Work to do -> Each line of the listing must be transcribed exactly, except for the images, which should be excluded.

Given data ->
######

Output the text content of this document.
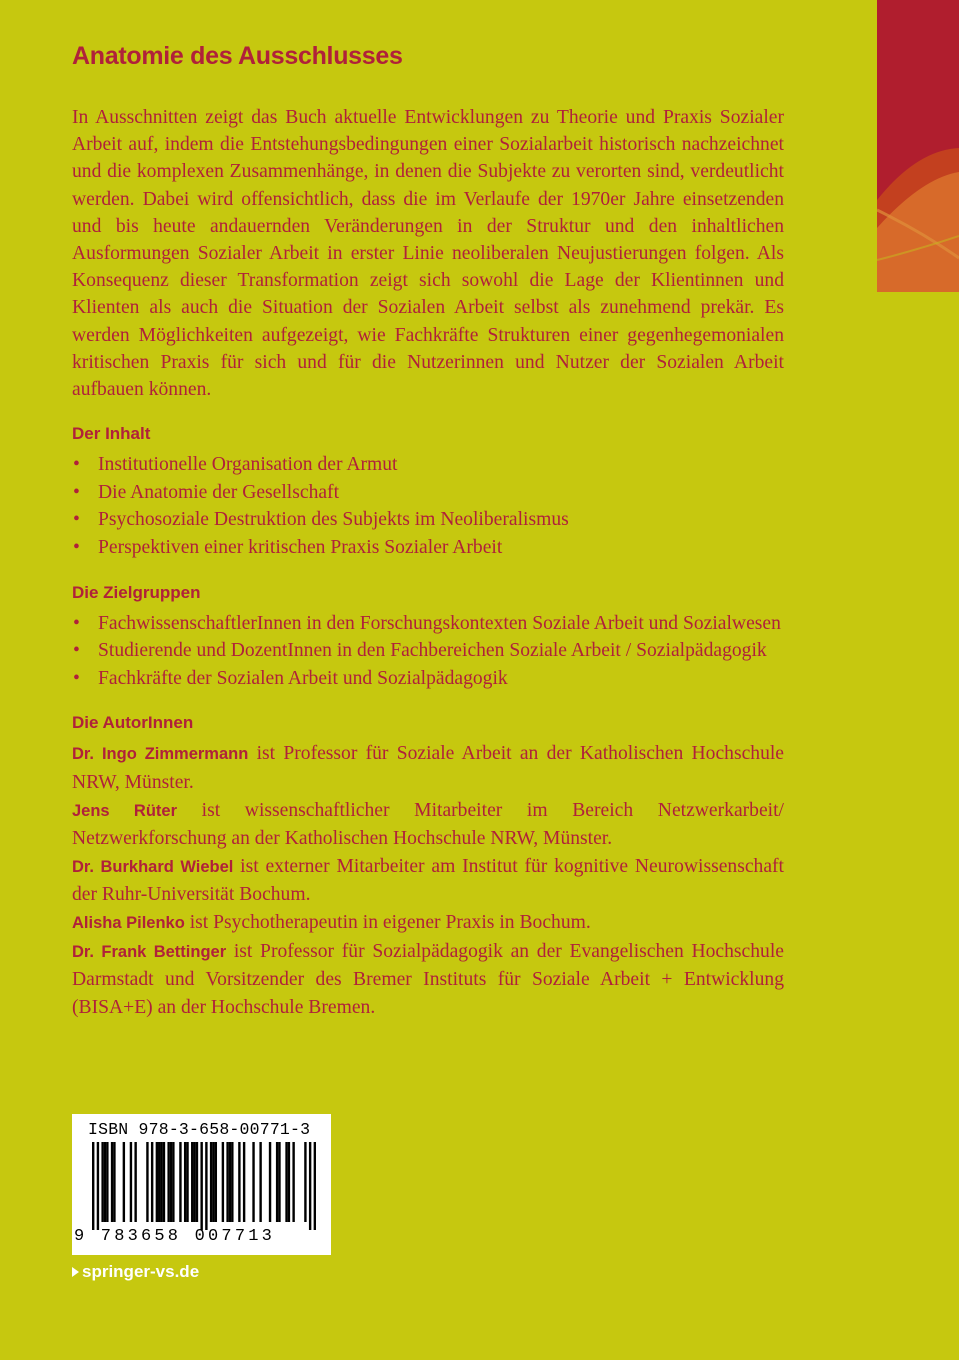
Anatomie des Ausschlusses

In Ausschnitten zeigt das Buch aktuelle Entwicklungen zu Theorie und Praxis Sozialer Arbeit auf, indem die Entstehungsbedingungen einer Sozialarbeit historisch nachzeichnet und die komplexen Zusammenhänge, in denen die Subjekte zu verorten sind, verdeutlicht werden. Dabei wird offensichtlich, dass die im Verlaufe der 1970er Jahre einsetzenden und bis heute andauernden Veränderungen in der Struktur und den inhaltlichen Ausformungen Sozialer Arbeit in erster Linie neoliberalen Neujustierungen folgen. Als Konsequenz dieser Transformation zeigt sich sowohl die Lage der Klientinnen und Klienten als auch die Situation der Sozialen Arbeit selbst als zunehmend prekär. Es werden Möglichkeiten aufgezeigt, wie Fachkräfte Strukturen einer gegenhegemonialen kritischen Praxis für sich und für die Nutzerinnen und Nutzer der Sozialen Arbeit aufbauen können.

Der Inhalt
• Institutionelle Organisation der Armut
• Die Anatomie der Gesellschaft
• Psychosoziale Destruktion des Subjekts im Neoliberalismus
• Perspektiven einer kritischen Praxis Sozialer Arbeit
Die Zielgruppen
• FachwissenschaftlerInnen in den Forschungskontexten Soziale Arbeit und Sozialwesen
• Studierende und DozentInnen in den Fachbereichen Soziale Arbeit / Sozialpädagogik
• Fachkräfte der Sozialen Arbeit und Sozialpädagogik
Die AutorInnen

Dr. Ingo Zimmermann ist Professor für Soziale Arbeit an der Katholischen Hochschule NRW, Münster.

Jens Rüter ist wissenschaftlicher Mitarbeiter im Bereich Netzwerkarbeit/ Netzwerkforschung an der Katholischen Hochschule NRW, Münster.

Dr. Burkhard Wiebel ist externer Mitarbeiter am Institut für kognitive Neurowissenschaft der Ruhr-Universität Bochum.

Alisha Pilenko ist Psychotherapeutin in eigener Praxis in Bochum.

Dr. Frank Bettinger ist Professor für Sozialpädagogik an der Evangelischen Hochschule Darmstadt und Vorsitzender des Bremer Instituts für Soziale Arbeit + Entwicklung (BISA+E) an der Hochschule Bremen.

ISBN 978-3-658-00771-3
9 783658 007713
springer-vs.de
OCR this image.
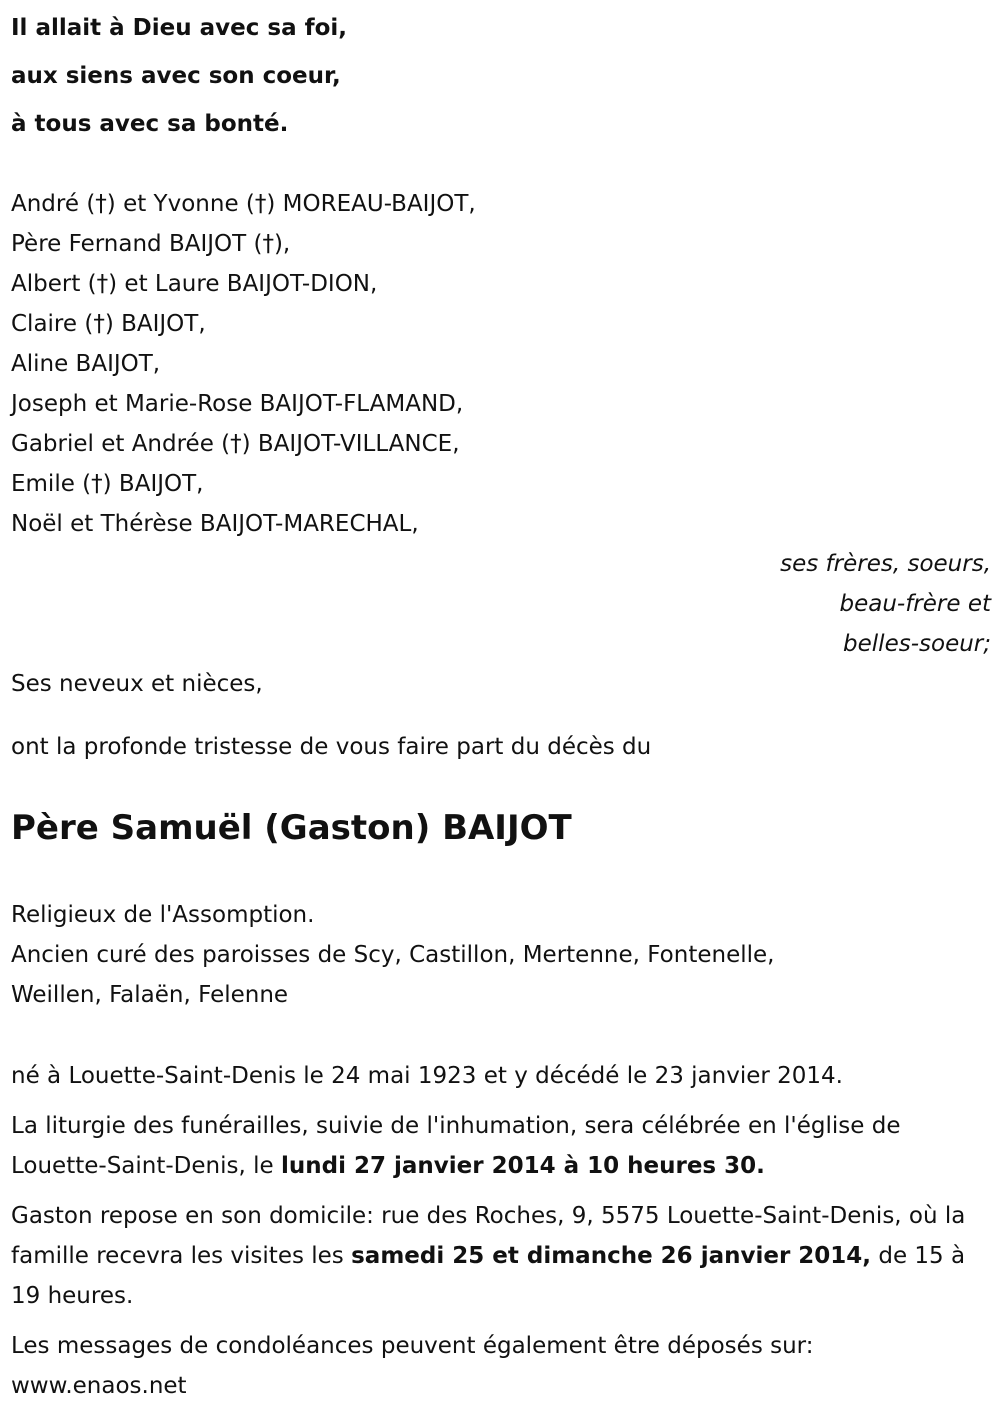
Il allait à Dieu avec sa foi,
aux siens avec son coeur,
à tous avec sa bonté.
André (†) et Yvonne (†) MOREAU-BAIJOT,
Père Fernand BAIJOT (†),
Albert (†) et Laure BAIJOT-DION,
Claire (†) BAIJOT,
Aline BAIJOT,
Joseph et Marie-Rose BAIJOT-FLAMAND,
Gabriel et Andrée (†) BAIJOT-VILLANCE,
Emile (†) BAIJOT,
Noël et Thérèse BAIJOT-MARECHAL,
ses frères, soeurs,
beau-frère et
belles-soeur;
Ses neveux et nièces,
ont la profonde tristesse de vous faire part du décès du
Père Samuël (Gaston) BAIJOT
Religieux de l'Assomption.
Ancien curé des paroisses de Scy, Castillon, Mertenne, Fontenelle,
Weillen, Falaën, Felenne

né à Louette-Saint-Denis le 24 mai 1923 et y décédé le 23 janvier 2014.

La liturgie des funérailles, suivie de l'inhumation, sera célébrée en l'église de Louette-Saint-Denis, le lundi 27 janvier 2014 à 10 heures 30.

Gaston repose en son domicile: rue des Roches, 9, 5575 Louette-Saint-Denis, où la famille recevra les visites les samedi 25 et dimanche 26 janvier 2014, de 15 à 19 heures.

Les messages de condoléances peuvent également être déposés sur:
www.enaos.net
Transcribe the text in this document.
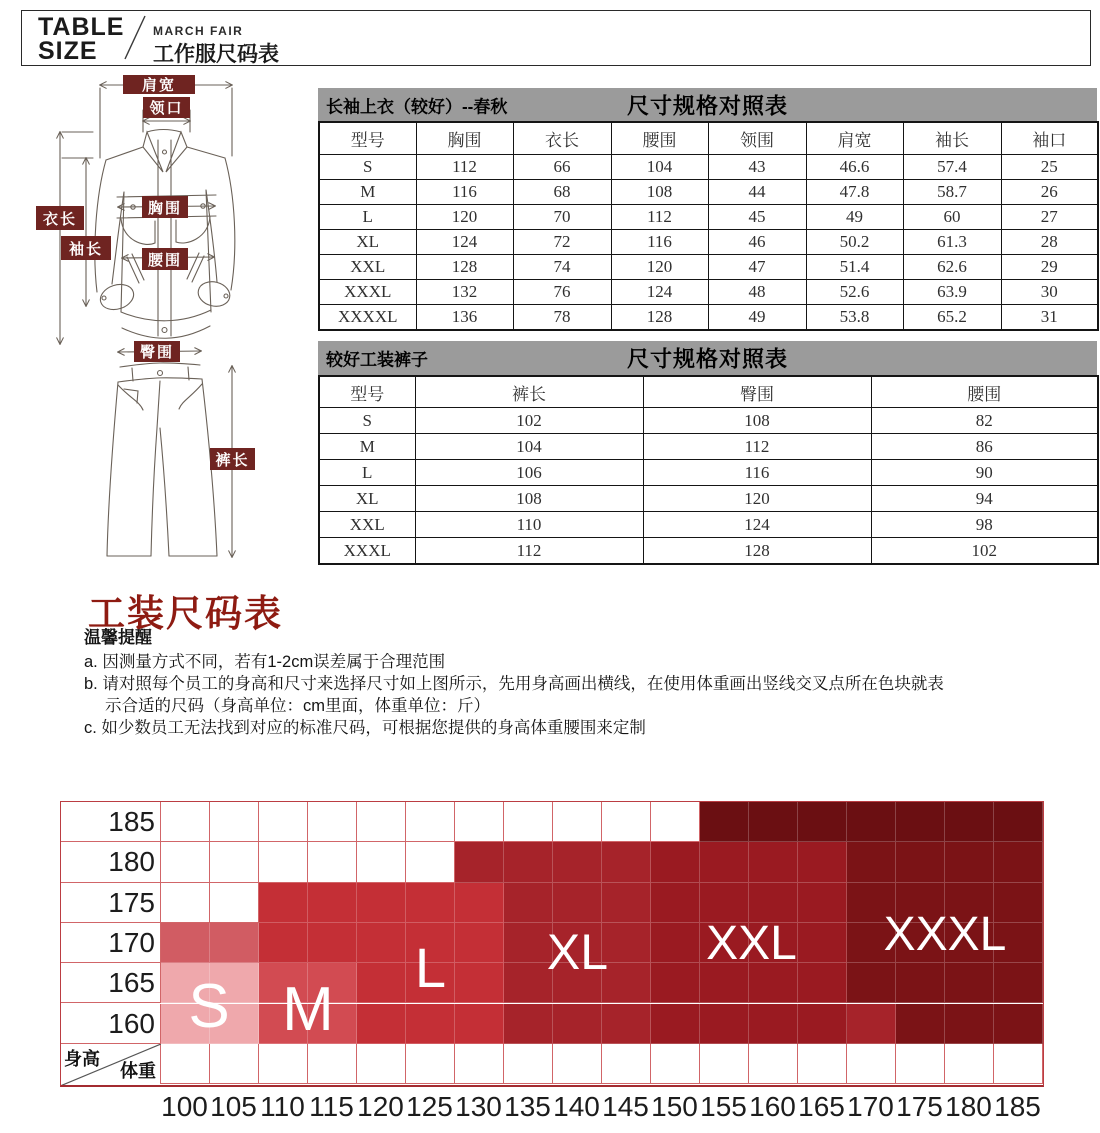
TABLE
SIZE
MARCH FAIR
工作服尺码表
肩宽
领口
衣长
袖长
胸围
腰围
臀围
裤长
长袖上衣（较好）--春秋	尺寸规格对照表
型号	胸围	衣长	腰围	领围	肩宽	袖长	袖口
S	112	66	104	43	46.6	57.4	25
M	116	68	108	44	47.8	58.7	26
L	120	70	112	45	49	60	27
XL	124	72	116	46	50.2	61.3	28
XXL	128	74	120	47	51.4	62.6	29
XXXL	132	76	124	48	52.6	63.9	30
XXXXL	136	78	128	49	53.8	65.2	31
较好工装裤子	尺寸规格对照表
型号	裤长	臀围	腰围
S	102	108	82
M	104	112	86
L	106	116	90
XL	108	120	94
XXL	110	124	98
XXXL	112	128	102
工装尺码表
温馨提醒
a. 因测量方式不同，若有1-2cm误差属于合理范围
b. 请对照每个员工的身高和尺寸来选择尺寸如上图所示，先用身高画出横线，在使用体重画出竖线交叉点所在色块就表
示合适的尺码（身高单位：cm里面，体重单位：斤）
c. 如少数员工无法找到对应的标准尺码，可根据您提供的身高体重腰围来定制
185
180
175
170
165
160
身高
体重
S M
L XL XXL XXXL
100 105 110 115 120 125 130 135 140 145 150 155 160 165 170 175 180 185
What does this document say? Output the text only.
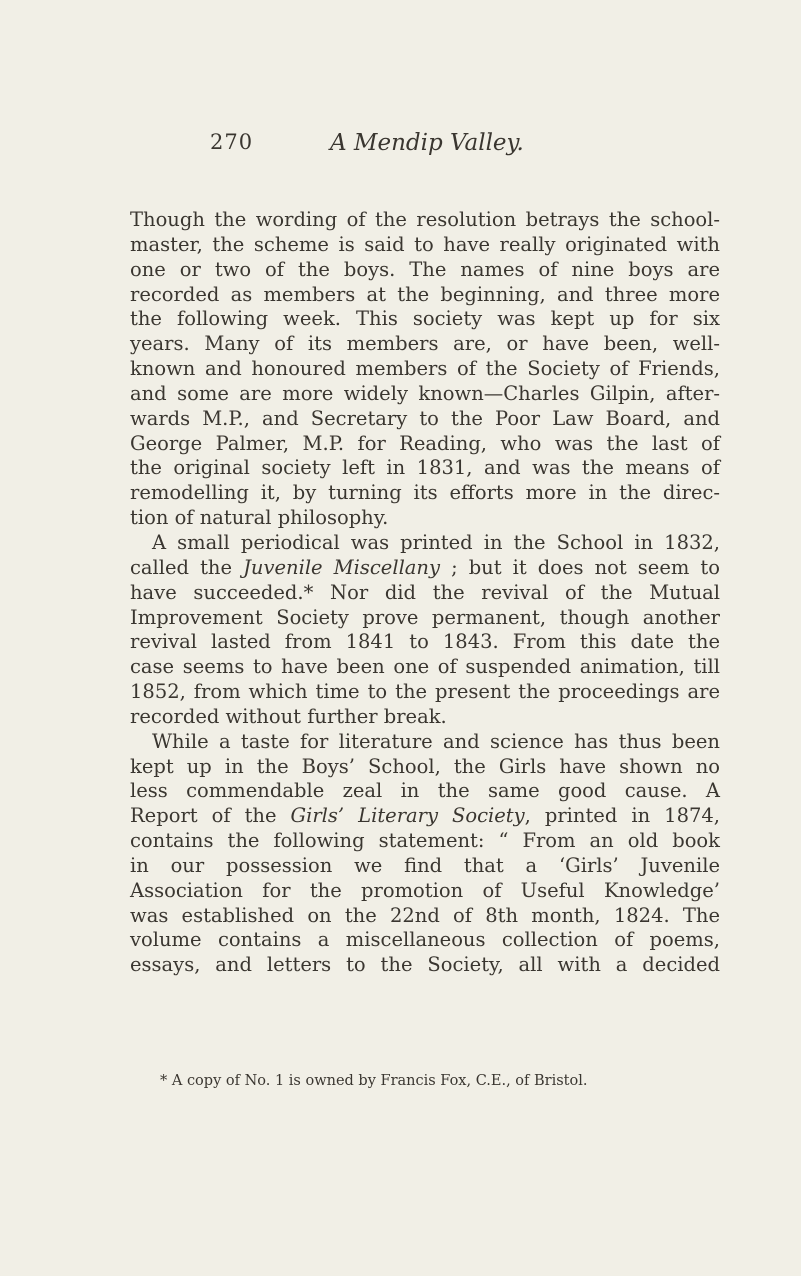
270	A Mendip Valley.
Though the wording of the resolution betrays the school-
master, the scheme is said to have really originated with
one or two of the boys. The names of nine boys are
recorded as members at the beginning, and three more
the following week. This society was kept up for six
years. Many of its members are, or have been, well-
known and honoured members of the Society of Friends,
and some are more widely known—Charles Gilpin, after-
wards M.P., and Secretary to the Poor Law Board, and
George Palmer, M.P. for Reading, who was the last of
the original society left in 1831, and was the means of
remodelling it, by turning its efforts more in the direc-
tion of natural philosophy.
A small periodical was printed in the School in 1832,
called the Juvenile Miscellany ; but it does not seem to
have succeeded.* Nor did the revival of the Mutual
Improvement Society prove permanent, though another
revival lasted from 1841 to 1843. From this date the
case seems to have been one of suspended animation, till
1852, from which time to the present the proceedings are
recorded without further break.
While a taste for literature and science has thus been
kept up in the Boys’ School, the Girls have shown no
less commendable zeal in the same good cause. A
Report of the Girls’ Literary Society, printed in 1874,
contains the following statement: “ From an old book
in our possession we find that a ‘Girls’ Juvenile
Association for the promotion of Useful Knowledge’
was established on the 22nd of 8th month, 1824. The
volume contains a miscellaneous collection of poems,
essays, and letters to the Society, all with a decided
* A copy of No. 1 is owned by Francis Fox, C.E., of Bristol.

######

Answer to the exercise ->
Output the text content of this document.
Anatomie des Ausschlusses

In Ausschnitten zeigt das Buch aktuelle Entwicklungen zu Theorie und Praxis Sozialer Arbeit auf, indem die Entstehungsbedingungen einer Sozialarbeit historisch nachzeichnet und die komplexen Zusammenhänge, in denen die Subjekte zu verorten sind, verdeutlicht werden. Dabei wird offensichtlich, dass die im Verlaufe der 1970er Jahre einsetzenden und bis heute andauernden Veränderungen in der Struktur und den inhaltlichen Ausformungen Sozialer Arbeit in erster Linie neoliberalen Neujustierungen folgen. Als Konsequenz dieser Transformation zeigt sich sowohl die Lage der Klientinnen und Klienten als auch die Situation der Sozialen Arbeit selbst als zunehmend prekär. Es werden Möglichkeiten aufgezeigt, wie Fachkräfte Strukturen einer gegenhegemonialen kritischen Praxis für sich und für die Nutzerinnen und Nutzer der Sozialen Arbeit aufbauen können.

Der Inhalt
• Institutionelle Organisation der Armut
• Die Anatomie der Gesellschaft
• Psychosoziale Destruktion des Subjekts im Neoliberalismus
• Perspektiven einer kritischen Praxis Sozialer Arbeit
Die Zielgruppen
• FachwissenschaftlerInnen in den Forschungskontexten Soziale Arbeit und Sozialwesen
• Studierende und DozentInnen in den Fachbereichen Soziale Arbeit / Sozialpädagogik
• Fachkräfte der Sozialen Arbeit und Sozialpädagogik
Die AutorInnen

Dr. Ingo Zimmermann ist Professor für Soziale Arbeit an der Katholischen Hochschule NRW, Münster.

Jens Rüter ist wissenschaftlicher Mitarbeiter im Bereich Netzwerkarbeit/ Netzwerkforschung an der Katholischen Hochschule NRW, Münster.

Dr. Burkhard Wiebel ist externer Mitarbeiter am Institut für kognitive Neurowissenschaft der Ruhr-Universität Bochum.

Alisha Pilenko ist Psychotherapeutin in eigener Praxis in Bochum.

Dr. Frank Bettinger ist Professor für Sozialpädagogik an der Evangelischen Hochschule Darmstadt und Vorsitzender des Bremer Instituts für Soziale Arbeit + Entwicklung (BISA+E) an der Hochschule Bremen.

ISBN 978-3-658-00771-3
9 783658 007713
springer-vs.de
OCR this image.
Il allait à Dieu avec sa foi,
aux siens avec son coeur,
à tous avec sa bonté.
André (†) et Yvonne (†) MOREAU-BAIJOT,
Père Fernand BAIJOT (†),
Albert (†) et Laure BAIJOT-DION,
Claire (†) BAIJOT,
Aline BAIJOT,
Joseph et Marie-Rose BAIJOT-FLAMAND,
Gabriel et Andrée (†) BAIJOT-VILLANCE,
Emile (†) BAIJOT,
Noël et Thérèse BAIJOT-MARECHAL,
ses frères, soeurs,
beau-frère et
belles-soeur;
Ses neveux et nièces,
ont la profonde tristesse de vous faire part du décès du
Père Samuël (Gaston) BAIJOT
Religieux de l'Assomption.
Ancien curé des paroisses de Scy, Castillon, Mertenne, Fontenelle,
Weillen, Falaën, Felenne

né à Louette-Saint-Denis le 24 mai 1923 et y décédé le 23 janvier 2014.

La liturgie des funérailles, suivie de l'inhumation, sera célébrée en l'église de Louette-Saint-Denis, le lundi 27 janvier 2014 à 10 heures 30.

Gaston repose en son domicile: rue des Roches, 9, 5575 Louette-Saint-Denis, où la famille recevra les visites les samedi 25 et dimanche 26 janvier 2014, de 15 à 19 heures.

Les messages de condoléances peuvent également être déposés sur:
www.enaos.net
Transcribe the text in this document.
TABLE
SIZE
MARCH FAIR
工作服尺码表
肩宽
领口
衣长
袖长
胸围
腰围
臀围
裤长
长袖上衣（较好）--春秋	尺寸规格对照表
型号	胸围	衣长	腰围	领围	肩宽	袖长	袖口
S	112	66	104	43	46.6	57.4	25
M	116	68	108	44	47.8	58.7	26
L	120	70	112	45	49	60	27
XL	124	72	116	46	50.2	61.3	28
XXL	128	74	120	47	51.4	62.6	29
XXXL	132	76	124	48	52.6	63.9	30
XXXXL	136	78	128	49	53.8	65.2	31
较好工装裤子	尺寸规格对照表
型号	裤长	臀围	腰围
S	102	108	82
M	104	112	86
L	106	116	90
XL	108	120	94
XXL	110	124	98
XXXL	112	128	102
工装尺码表
温馨提醒
a. 因测量方式不同，若有1-2cm误差属于合理范围
b. 请对照每个员工的身高和尺寸来选择尺寸如上图所示，先用身高画出横线，在使用体重画出竖线交叉点所在色块就表
示合适的尺码（身高单位：cm里面，体重单位：斤）
c. 如少数员工无法找到对应的标准尺码，可根据您提供的身高体重腰围来定制
185
180
175
170
165
160
身高
体重
S M
L XL XXL XXXL
100 105 110 115 120 125 130 135 140 145 150 155 160 165 170 175 180 185
What does this document say? Output the text only.
270	A Mendip Valley.
Though the wording of the resolution betrays the school-
master, the scheme is said to have really originated with
one or two of the boys. The names of nine boys are
recorded as members at the beginning, and three more
the following week. This society was kept up for six
years. Many of its members are, or have been, well-
known and honoured members of the Society of Friends,
and some are more widely known—Charles Gilpin, after-
wards M.P., and Secretary to the Poor Law Board, and
George Palmer, M.P. for Reading, who was the last of
the original society left in 1831, and was the means of
remodelling it, by turning its efforts more in the direc-
tion of natural philosophy.
A small periodical was printed in the School in 1832,
called the Juvenile Miscellany ; but it does not seem to
have succeeded.* Nor did the revival of the Mutual
Improvement Society prove permanent, though another
revival lasted from 1841 to 1843. From this date the
case seems to have been one of suspended animation, till
1852, from which time to the present the proceedings are
recorded without further break.
While a taste for literature and science has thus been
kept up in the Boys’ School, the Girls have shown no
less commendable zeal in the same good cause. A
Report of the Girls’ Literary Society, printed in 1874,
contains the following statement: “ From an old book
in our possession we find that a ‘Girls’ Juvenile
Association for the promotion of Useful Knowledge’
was established on the 22nd of 8th month, 1824. The
volume contains a miscellaneous collection of poems,
essays, and letters to the Society, all with a decided
* A copy of No. 1 is owned by Francis Fox, C.E., of Bristol.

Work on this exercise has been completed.